----- Page excerpt
One such trial is the phase 3 TROPION-Breast01 trial (NCT05104866).8 This trial will look at Dato-DXd plus investigator choice chemotherapy in patients with inoperable or metastatic hormone receptor–positive, HER2-negative breast cancer who have been treated with 1 or 2 prior lines of systemic chemotherapy. The trial has completed accrual, and Tolaney predicts data may be presented at the 2023 San Antonio Breast Cancer Symposium in Texas.
Another treatment she thinks has potential in the field is capivasertib plus fulvestrant (Faslodex). This is currently under FDA review and has a Prescription Drug User Fee Act date of the fourth quarter 2023. The combination was analyzed in the phase 3 CAPItello-291 trial (NCT04305496) for patients with hormone receptor–positive, HER2-negative advanced breast cancer who experienced relapse or disease progression during or after treatment with an aromatase inhibitor, with or without previous CDK4/6 therapy.9 Clinicians are waiting to see whether the approval will happen and whether this indication will include patients in the biomarker-driven population.
----------
----- Material provided
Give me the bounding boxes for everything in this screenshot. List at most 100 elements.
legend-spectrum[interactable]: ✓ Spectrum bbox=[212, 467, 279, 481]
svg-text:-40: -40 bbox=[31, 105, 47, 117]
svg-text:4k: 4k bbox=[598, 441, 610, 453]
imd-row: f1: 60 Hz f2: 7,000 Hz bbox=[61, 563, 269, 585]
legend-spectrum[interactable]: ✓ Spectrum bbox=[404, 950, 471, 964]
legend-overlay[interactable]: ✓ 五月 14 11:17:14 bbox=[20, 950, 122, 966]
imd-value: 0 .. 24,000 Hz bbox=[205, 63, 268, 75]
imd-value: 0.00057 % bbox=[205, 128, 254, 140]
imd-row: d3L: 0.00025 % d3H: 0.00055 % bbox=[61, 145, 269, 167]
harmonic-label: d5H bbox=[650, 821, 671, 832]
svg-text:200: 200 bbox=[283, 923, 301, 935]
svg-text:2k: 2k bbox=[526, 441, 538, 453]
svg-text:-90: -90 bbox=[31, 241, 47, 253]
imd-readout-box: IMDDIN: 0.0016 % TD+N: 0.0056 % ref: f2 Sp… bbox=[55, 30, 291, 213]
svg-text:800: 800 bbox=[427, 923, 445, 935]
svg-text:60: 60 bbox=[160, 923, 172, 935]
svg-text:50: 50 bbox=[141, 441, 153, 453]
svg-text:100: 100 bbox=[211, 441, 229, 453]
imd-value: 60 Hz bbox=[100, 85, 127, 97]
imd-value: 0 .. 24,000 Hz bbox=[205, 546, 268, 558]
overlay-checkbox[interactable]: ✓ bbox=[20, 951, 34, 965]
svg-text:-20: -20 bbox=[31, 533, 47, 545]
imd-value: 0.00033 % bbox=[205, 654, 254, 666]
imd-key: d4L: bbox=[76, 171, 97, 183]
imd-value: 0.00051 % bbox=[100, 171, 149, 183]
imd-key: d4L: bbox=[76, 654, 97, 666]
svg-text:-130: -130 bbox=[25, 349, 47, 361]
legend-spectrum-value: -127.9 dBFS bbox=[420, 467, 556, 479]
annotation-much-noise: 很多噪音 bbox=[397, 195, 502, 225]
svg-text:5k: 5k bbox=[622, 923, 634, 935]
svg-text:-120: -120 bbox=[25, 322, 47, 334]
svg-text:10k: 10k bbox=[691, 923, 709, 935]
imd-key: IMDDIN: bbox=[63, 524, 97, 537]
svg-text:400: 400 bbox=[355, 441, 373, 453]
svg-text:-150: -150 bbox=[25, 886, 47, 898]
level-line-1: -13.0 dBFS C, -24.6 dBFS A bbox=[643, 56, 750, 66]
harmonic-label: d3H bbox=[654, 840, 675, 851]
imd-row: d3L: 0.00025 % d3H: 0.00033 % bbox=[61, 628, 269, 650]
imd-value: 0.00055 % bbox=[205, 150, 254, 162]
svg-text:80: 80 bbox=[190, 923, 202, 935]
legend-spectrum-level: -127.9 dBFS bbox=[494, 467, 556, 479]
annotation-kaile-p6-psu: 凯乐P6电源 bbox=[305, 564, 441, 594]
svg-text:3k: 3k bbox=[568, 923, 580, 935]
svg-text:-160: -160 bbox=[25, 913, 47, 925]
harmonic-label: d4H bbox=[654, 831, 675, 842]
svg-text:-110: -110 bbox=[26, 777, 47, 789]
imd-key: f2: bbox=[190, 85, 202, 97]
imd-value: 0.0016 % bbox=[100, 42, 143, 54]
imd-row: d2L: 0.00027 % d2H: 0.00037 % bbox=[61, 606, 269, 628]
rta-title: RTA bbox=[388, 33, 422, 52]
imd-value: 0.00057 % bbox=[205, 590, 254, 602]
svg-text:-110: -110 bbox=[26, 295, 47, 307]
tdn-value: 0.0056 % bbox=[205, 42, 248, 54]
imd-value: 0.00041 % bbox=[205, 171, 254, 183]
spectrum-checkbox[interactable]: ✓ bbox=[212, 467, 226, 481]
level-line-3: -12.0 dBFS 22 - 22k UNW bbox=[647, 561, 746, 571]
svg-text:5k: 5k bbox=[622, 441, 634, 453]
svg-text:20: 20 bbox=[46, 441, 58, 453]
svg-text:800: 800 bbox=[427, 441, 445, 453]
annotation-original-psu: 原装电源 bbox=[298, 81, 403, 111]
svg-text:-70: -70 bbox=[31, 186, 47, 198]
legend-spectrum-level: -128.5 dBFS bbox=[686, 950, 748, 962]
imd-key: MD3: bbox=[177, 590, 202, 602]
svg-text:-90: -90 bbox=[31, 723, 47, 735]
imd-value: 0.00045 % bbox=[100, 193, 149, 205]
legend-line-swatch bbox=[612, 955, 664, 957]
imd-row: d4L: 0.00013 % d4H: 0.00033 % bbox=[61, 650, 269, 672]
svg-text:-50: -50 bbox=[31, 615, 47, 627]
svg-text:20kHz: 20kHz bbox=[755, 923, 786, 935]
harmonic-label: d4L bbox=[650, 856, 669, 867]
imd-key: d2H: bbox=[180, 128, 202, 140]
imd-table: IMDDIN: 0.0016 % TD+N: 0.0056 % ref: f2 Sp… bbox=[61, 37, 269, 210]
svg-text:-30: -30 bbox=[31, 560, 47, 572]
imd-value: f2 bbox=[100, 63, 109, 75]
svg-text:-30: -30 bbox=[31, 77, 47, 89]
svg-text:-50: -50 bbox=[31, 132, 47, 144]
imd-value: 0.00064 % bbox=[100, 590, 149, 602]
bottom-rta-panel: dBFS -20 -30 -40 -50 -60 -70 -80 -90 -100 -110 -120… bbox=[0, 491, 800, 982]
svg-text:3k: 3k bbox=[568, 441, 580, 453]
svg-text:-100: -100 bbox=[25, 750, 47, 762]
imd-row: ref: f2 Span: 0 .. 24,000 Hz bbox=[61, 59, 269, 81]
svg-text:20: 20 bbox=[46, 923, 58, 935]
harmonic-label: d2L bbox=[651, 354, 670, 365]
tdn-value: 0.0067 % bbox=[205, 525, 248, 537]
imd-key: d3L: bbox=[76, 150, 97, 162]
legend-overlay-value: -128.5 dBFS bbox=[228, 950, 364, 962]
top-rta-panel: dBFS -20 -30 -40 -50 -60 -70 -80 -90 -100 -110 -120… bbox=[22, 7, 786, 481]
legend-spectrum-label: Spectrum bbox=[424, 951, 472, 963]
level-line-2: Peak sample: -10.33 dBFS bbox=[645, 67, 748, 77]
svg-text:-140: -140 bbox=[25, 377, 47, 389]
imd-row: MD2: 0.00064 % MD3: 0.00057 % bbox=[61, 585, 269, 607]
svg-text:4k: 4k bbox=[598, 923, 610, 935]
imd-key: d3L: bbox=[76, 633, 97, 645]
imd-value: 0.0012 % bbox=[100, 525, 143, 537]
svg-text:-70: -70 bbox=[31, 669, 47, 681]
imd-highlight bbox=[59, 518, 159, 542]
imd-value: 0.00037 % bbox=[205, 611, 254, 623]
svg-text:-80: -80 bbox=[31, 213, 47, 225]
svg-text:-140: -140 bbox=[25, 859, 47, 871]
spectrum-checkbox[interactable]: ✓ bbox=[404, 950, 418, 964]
----------
→ **What you are asked to do**: Summarize the passage on breast cancer treatments in two sentences. The material above was drawn from a separate source.

→ **Task result**: The phase 3 TROPION-Breast01 trial, which has completed accrual, will examine Dato-DXd plus investigator choice chemotherapy in patients with inoperable or metastatic hormone receptor–positive, HER2-negative breast cancer previously treated with 1 or 2 lines of systemic chemotherapy, and Tolaney predicts its data may be presented at the 2023 San Antonio Breast Cancer Symposium. Capivasertib plus fulvestrant, analyzed in the phase 3 CAPItello-291 trial for hormone receptor–positive, HER2-negative advanced breast cancer that relapsed or progressed during or after aromatase inhibitor treatment, is under FDA review with a Prescription Drug User Fee Act date in the fourth quarter of 2023.